** Start of MATERIAL PROVIDED **

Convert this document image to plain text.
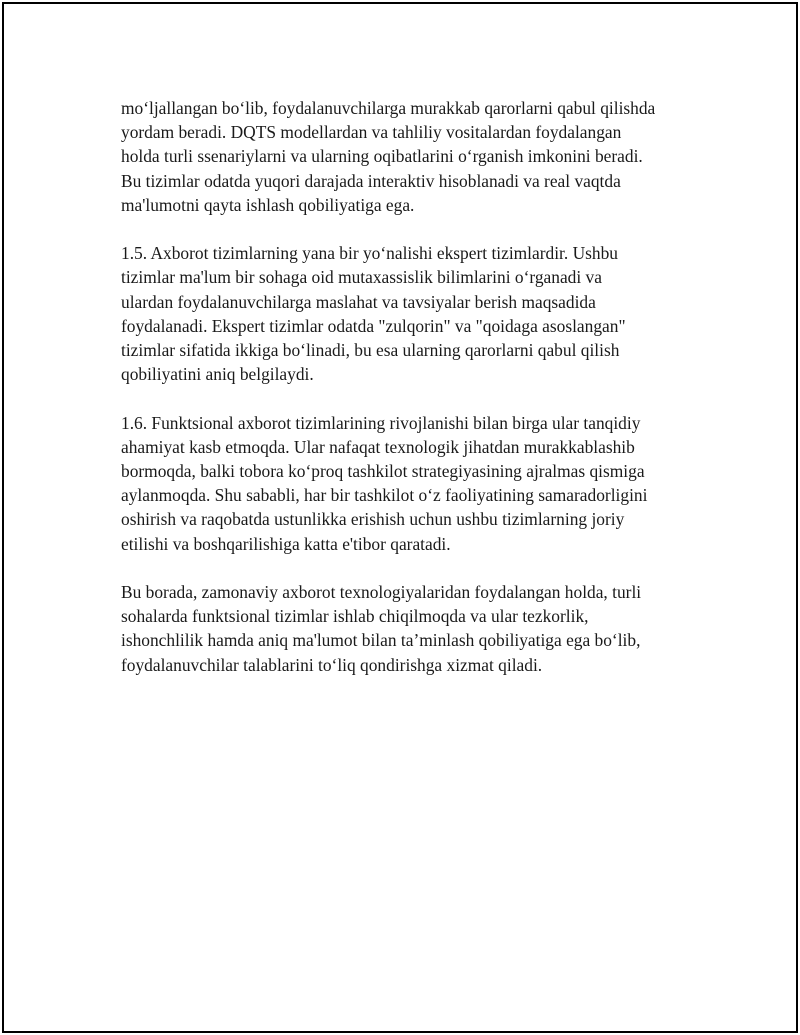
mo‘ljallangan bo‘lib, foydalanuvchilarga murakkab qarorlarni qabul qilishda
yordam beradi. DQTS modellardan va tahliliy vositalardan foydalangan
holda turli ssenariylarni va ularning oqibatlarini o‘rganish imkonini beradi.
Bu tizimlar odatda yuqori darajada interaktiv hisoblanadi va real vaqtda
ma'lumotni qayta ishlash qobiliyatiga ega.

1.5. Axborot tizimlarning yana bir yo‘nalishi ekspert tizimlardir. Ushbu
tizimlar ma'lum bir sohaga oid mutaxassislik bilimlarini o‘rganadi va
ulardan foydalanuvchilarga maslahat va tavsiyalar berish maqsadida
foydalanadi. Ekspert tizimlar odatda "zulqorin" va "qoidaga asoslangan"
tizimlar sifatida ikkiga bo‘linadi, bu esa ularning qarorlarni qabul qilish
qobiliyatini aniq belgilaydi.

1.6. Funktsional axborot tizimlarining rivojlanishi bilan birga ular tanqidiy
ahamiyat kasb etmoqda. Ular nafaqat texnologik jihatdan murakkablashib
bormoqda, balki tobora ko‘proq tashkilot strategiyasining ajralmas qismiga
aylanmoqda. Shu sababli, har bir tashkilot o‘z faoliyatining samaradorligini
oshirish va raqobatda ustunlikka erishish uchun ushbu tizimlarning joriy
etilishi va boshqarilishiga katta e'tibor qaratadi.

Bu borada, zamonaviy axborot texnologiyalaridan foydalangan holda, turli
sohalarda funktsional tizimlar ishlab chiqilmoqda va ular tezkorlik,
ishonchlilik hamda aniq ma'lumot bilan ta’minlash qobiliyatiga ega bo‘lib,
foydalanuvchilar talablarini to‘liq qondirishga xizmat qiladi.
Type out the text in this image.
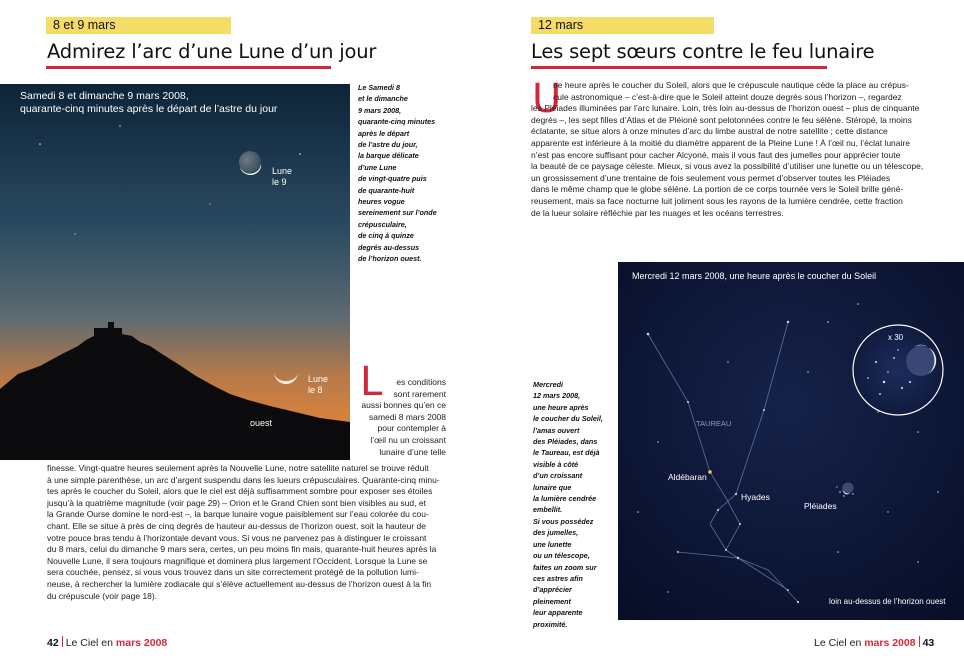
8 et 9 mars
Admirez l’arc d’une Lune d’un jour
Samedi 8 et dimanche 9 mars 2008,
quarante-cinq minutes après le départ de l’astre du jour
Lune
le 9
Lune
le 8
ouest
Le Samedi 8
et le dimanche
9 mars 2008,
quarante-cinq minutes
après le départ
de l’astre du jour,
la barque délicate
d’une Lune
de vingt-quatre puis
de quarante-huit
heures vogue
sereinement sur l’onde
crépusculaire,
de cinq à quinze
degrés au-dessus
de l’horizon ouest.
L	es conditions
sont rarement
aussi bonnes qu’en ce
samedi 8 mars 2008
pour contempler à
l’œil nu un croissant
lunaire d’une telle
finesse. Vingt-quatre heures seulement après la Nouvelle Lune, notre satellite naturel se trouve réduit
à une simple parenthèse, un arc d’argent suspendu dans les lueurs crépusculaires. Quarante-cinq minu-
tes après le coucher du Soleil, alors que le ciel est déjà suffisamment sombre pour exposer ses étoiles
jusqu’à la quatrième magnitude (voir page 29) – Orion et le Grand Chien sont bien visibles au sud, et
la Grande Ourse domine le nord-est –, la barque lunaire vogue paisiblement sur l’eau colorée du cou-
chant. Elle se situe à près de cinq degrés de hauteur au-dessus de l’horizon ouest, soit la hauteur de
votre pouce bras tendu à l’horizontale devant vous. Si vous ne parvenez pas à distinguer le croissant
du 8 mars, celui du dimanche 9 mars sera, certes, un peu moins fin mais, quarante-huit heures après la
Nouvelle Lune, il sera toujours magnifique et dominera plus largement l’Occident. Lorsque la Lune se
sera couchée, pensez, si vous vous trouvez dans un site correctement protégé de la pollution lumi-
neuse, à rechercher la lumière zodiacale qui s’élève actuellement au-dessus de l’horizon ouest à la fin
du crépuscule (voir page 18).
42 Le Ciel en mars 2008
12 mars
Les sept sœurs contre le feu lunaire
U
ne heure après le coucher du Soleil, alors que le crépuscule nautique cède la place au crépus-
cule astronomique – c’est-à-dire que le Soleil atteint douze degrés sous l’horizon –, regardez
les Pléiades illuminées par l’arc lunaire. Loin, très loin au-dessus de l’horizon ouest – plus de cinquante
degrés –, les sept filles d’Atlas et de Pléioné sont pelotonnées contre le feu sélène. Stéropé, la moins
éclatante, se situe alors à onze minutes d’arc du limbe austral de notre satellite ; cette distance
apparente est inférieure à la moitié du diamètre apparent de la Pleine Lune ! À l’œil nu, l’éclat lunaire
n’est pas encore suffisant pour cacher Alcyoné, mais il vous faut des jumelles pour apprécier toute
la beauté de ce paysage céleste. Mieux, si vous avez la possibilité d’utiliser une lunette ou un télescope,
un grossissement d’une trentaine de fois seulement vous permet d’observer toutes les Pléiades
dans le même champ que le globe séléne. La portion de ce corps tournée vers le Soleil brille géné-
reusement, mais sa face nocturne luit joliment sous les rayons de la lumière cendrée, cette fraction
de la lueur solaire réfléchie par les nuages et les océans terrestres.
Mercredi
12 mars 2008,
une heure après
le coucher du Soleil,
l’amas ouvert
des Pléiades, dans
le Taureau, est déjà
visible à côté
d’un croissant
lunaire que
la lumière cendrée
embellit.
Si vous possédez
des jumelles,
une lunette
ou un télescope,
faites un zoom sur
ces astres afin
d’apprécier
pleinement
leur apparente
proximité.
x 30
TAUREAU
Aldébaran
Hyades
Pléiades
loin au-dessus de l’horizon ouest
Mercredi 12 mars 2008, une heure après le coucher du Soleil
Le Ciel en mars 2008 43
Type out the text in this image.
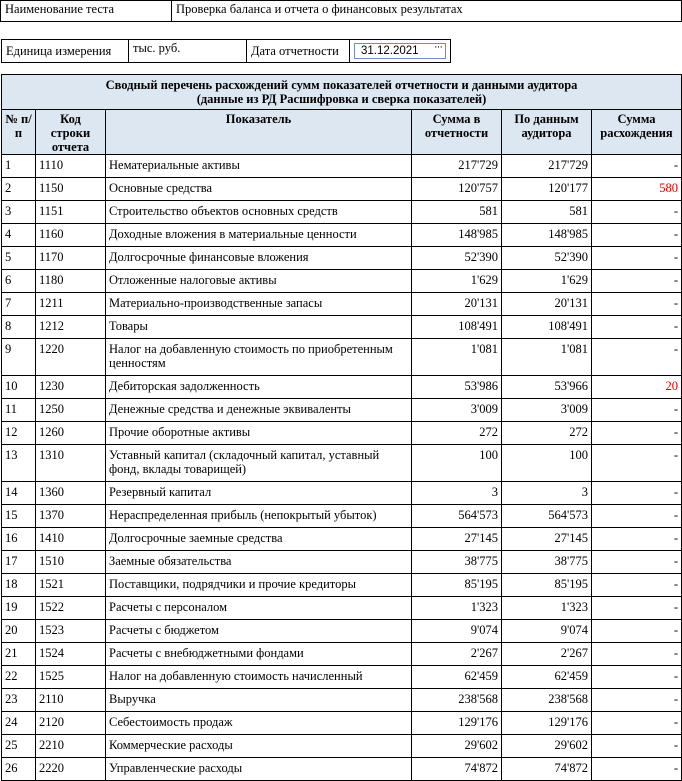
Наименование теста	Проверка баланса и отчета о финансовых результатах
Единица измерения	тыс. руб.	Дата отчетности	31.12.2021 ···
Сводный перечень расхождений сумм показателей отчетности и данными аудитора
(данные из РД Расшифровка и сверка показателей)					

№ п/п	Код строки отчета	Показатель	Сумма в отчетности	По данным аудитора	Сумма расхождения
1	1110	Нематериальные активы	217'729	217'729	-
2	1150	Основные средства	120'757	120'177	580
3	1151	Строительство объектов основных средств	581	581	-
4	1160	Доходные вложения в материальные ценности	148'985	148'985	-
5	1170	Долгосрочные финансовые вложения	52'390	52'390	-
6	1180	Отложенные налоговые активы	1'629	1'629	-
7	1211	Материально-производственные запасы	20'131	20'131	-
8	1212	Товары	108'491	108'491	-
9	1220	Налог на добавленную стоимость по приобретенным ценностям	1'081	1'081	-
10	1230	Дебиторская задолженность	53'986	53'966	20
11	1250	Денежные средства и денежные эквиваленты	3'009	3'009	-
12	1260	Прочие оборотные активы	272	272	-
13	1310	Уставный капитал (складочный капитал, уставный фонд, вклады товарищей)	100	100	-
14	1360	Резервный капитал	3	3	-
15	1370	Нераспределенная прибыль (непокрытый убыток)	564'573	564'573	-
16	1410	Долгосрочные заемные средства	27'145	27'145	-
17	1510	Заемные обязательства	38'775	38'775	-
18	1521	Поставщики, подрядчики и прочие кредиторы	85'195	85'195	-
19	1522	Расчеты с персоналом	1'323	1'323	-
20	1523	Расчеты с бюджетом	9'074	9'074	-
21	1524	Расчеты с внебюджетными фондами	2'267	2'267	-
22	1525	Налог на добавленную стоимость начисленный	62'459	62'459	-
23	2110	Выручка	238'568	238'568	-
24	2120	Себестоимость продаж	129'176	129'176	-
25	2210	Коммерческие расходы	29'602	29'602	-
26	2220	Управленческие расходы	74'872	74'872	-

** End of MATERIAL PROVIDED **

> **EXERCISE REQUIREMENTS**
Go through the listing above and write it all out exactly, leaving out any picture.

> **SOLVED PROBLEM**
Convert this document image to plain text.
mo‘ljallangan bo‘lib, foydalanuvchilarga murakkab qarorlarni qabul qilishda
yordam beradi. DQTS modellardan va tahliliy vositalardan foydalangan
holda turli ssenariylarni va ularning oqibatlarini o‘rganish imkonini beradi.
Bu tizimlar odatda yuqori darajada interaktiv hisoblanadi va real vaqtda
ma'lumotni qayta ishlash qobiliyatiga ega.

1.5. Axborot tizimlarning yana bir yo‘nalishi ekspert tizimlardir. Ushbu
tizimlar ma'lum bir sohaga oid mutaxassislik bilimlarini o‘rganadi va
ulardan foydalanuvchilarga maslahat va tavsiyalar berish maqsadida
foydalanadi. Ekspert tizimlar odatda "zulqorin" va "qoidaga asoslangan"
tizimlar sifatida ikkiga bo‘linadi, bu esa ularning qarorlarni qabul qilish
qobiliyatini aniq belgilaydi.

1.6. Funktsional axborot tizimlarining rivojlanishi bilan birga ular tanqidiy
ahamiyat kasb etmoqda. Ular nafaqat texnologik jihatdan murakkablashib
bormoqda, balki tobora ko‘proq tashkilot strategiyasining ajralmas qismiga
aylanmoqda. Shu sababli, har bir tashkilot o‘z faoliyatining samaradorligini
oshirish va raqobatda ustunlikka erishish uchun ushbu tizimlarning joriy
etilishi va boshqarilishiga katta e'tibor qaratadi.

Bu borada, zamonaviy axborot texnologiyalaridan foydalangan holda, turli
sohalarda funktsional tizimlar ishlab chiqilmoqda va ular tezkorlik,
ishonchlilik hamda aniq ma'lumot bilan ta’minlash qobiliyatiga ega bo‘lib,
foydalanuvchilar talablarini to‘liq qondirishga xizmat qiladi.
Type out the text in this image.
8 et 9 mars
Admirez l’arc d’une Lune d’un jour
Samedi 8 et dimanche 9 mars 2008,
quarante-cinq minutes après le départ de l’astre du jour
Lune
le 9
Lune
le 8
ouest
Le Samedi 8
et le dimanche
9 mars 2008,
quarante-cinq minutes
après le départ
de l’astre du jour,
la barque délicate
d’une Lune
de vingt-quatre puis
de quarante-huit
heures vogue
sereinement sur l’onde
crépusculaire,
de cinq à quinze
degrés au-dessus
de l’horizon ouest.
L	es conditions
sont rarement
aussi bonnes qu’en ce
samedi 8 mars 2008
pour contempler à
l’œil nu un croissant
lunaire d’une telle
finesse. Vingt-quatre heures seulement après la Nouvelle Lune, notre satellite naturel se trouve réduit
à une simple parenthèse, un arc d’argent suspendu dans les lueurs crépusculaires. Quarante-cinq minu-
tes après le coucher du Soleil, alors que le ciel est déjà suffisamment sombre pour exposer ses étoiles
jusqu’à la quatrième magnitude (voir page 29) – Orion et le Grand Chien sont bien visibles au sud, et
la Grande Ourse domine le nord-est –, la barque lunaire vogue paisiblement sur l’eau colorée du cou-
chant. Elle se situe à près de cinq degrés de hauteur au-dessus de l’horizon ouest, soit la hauteur de
votre pouce bras tendu à l’horizontale devant vous. Si vous ne parvenez pas à distinguer le croissant
du 8 mars, celui du dimanche 9 mars sera, certes, un peu moins fin mais, quarante-huit heures après la
Nouvelle Lune, il sera toujours magnifique et dominera plus largement l’Occident. Lorsque la Lune se
sera couchée, pensez, si vous vous trouvez dans un site correctement protégé de la pollution lumi-
neuse, à rechercher la lumière zodiacale qui s’élève actuellement au-dessus de l’horizon ouest à la fin
du crépuscule (voir page 18).
42 Le Ciel en mars 2008
12 mars
Les sept sœurs contre le feu lunaire
U
ne heure après le coucher du Soleil, alors que le crépuscule nautique cède la place au crépus-
cule astronomique – c’est-à-dire que le Soleil atteint douze degrés sous l’horizon –, regardez
les Pléiades illuminées par l’arc lunaire. Loin, très loin au-dessus de l’horizon ouest – plus de cinquante
degrés –, les sept filles d’Atlas et de Pléioné sont pelotonnées contre le feu sélène. Stéropé, la moins
éclatante, se situe alors à onze minutes d’arc du limbe austral de notre satellite ; cette distance
apparente est inférieure à la moitié du diamètre apparent de la Pleine Lune ! À l’œil nu, l’éclat lunaire
n’est pas encore suffisant pour cacher Alcyoné, mais il vous faut des jumelles pour apprécier toute
la beauté de ce paysage céleste. Mieux, si vous avez la possibilité d’utiliser une lunette ou un télescope,
un grossissement d’une trentaine de fois seulement vous permet d’observer toutes les Pléiades
dans le même champ que le globe séléne. La portion de ce corps tournée vers le Soleil brille géné-
reusement, mais sa face nocturne luit joliment sous les rayons de la lumière cendrée, cette fraction
de la lueur solaire réfléchie par les nuages et les océans terrestres.
Mercredi
12 mars 2008,
une heure après
le coucher du Soleil,
l’amas ouvert
des Pléiades, dans
le Taureau, est déjà
visible à côté
d’un croissant
lunaire que
la lumière cendrée
embellit.
Si vous possédez
des jumelles,
une lunette
ou un télescope,
faites un zoom sur
ces astres afin
d’apprécier
pleinement
leur apparente
proximité.
x 30
TAUREAU
Aldébaran
Hyades
Pléiades
loin au-dessus de l’horizon ouest
Mercredi 12 mars 2008, une heure après le coucher du Soleil
Le Ciel en mars 2008 43
Type out the text in this image.
Наименование теста	Проверка баланса и отчета о финансовых результатах
Единица измерения	тыс. руб.	Дата отчетности	31.12.2021 ···
Сводный перечень расхождений сумм показателей отчетности и данными аудитора
(данные из РД Расшифровка и сверка показателей)					

№ п/п	Код строки отчета	Показатель	Сумма в отчетности	По данным аудитора	Сумма расхождения
1	1110	Нематериальные активы	217'729	217'729	-
2	1150	Основные средства	120'757	120'177	580
3	1151	Строительство объектов основных средств	581	581	-
4	1160	Доходные вложения в материальные ценности	148'985	148'985	-
5	1170	Долгосрочные финансовые вложения	52'390	52'390	-
6	1180	Отложенные налоговые активы	1'629	1'629	-
7	1211	Материально-производственные запасы	20'131	20'131	-
8	1212	Товары	108'491	108'491	-
9	1220	Налог на добавленную стоимость по приобретенным ценностям	1'081	1'081	-
10	1230	Дебиторская задолженность	53'986	53'966	20
11	1250	Денежные средства и денежные эквиваленты	3'009	3'009	-
12	1260	Прочие оборотные активы	272	272	-
13	1310	Уставный капитал (складочный капитал, уставный фонд, вклады товарищей)	100	100	-
14	1360	Резервный капитал	3	3	-
15	1370	Нераспределенная прибыль (непокрытый убыток)	564'573	564'573	-
16	1410	Долгосрочные заемные средства	27'145	27'145	-
17	1510	Заемные обязательства	38'775	38'775	-
18	1521	Поставщики, подрядчики и прочие кредиторы	85'195	85'195	-
19	1522	Расчеты с персоналом	1'323	1'323	-
20	1523	Расчеты с бюджетом	9'074	9'074	-
21	1524	Расчеты с внебюджетными фондами	2'267	2'267	-
22	1525	Налог на добавленную стоимость начисленный	62'459	62'459	-
23	2110	Выручка	238'568	238'568	-
24	2120	Себестоимость продаж	129'176	129'176	-
25	2210	Коммерческие расходы	29'602	29'602	-
26	2220	Управленческие расходы	74'872	74'872	-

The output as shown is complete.